__EXTRACTED INFORMATION__.
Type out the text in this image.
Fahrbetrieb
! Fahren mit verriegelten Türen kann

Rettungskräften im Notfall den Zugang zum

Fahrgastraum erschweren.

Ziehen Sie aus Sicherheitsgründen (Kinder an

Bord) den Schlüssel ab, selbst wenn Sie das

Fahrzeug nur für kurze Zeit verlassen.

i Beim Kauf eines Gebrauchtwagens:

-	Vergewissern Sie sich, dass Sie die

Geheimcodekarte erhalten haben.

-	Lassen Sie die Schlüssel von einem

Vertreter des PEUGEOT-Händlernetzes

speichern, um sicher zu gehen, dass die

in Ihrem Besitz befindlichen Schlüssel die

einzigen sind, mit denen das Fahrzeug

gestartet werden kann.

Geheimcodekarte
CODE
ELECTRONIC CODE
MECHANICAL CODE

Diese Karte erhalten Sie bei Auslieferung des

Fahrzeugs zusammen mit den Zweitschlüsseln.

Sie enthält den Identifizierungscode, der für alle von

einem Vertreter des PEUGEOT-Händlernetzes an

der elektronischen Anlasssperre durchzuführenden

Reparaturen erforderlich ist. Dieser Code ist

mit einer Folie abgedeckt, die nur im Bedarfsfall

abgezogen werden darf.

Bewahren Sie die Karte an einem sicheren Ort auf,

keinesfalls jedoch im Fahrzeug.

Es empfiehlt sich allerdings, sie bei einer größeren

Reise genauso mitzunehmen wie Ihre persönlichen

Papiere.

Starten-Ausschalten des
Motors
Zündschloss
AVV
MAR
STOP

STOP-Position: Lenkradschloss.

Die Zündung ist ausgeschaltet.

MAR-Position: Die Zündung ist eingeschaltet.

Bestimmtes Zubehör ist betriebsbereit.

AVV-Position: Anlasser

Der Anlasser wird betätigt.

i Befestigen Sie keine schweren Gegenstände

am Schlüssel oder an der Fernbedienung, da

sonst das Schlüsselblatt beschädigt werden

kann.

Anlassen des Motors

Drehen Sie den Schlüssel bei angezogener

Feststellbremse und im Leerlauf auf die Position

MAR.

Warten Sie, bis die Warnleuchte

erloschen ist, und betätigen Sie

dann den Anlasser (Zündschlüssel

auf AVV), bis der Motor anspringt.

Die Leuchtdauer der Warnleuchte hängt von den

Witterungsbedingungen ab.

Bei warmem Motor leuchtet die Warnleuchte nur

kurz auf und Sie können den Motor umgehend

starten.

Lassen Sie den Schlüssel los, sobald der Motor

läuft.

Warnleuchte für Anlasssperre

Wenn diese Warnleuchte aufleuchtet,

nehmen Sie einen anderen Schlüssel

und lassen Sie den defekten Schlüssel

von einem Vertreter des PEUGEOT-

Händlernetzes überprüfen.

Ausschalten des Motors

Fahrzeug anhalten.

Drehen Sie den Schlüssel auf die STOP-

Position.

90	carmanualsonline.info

__SET PROBLEM__. Determine how many lines contain the word "einem" and reply with that number alone.

__COMPLETE RESPONSE__. 4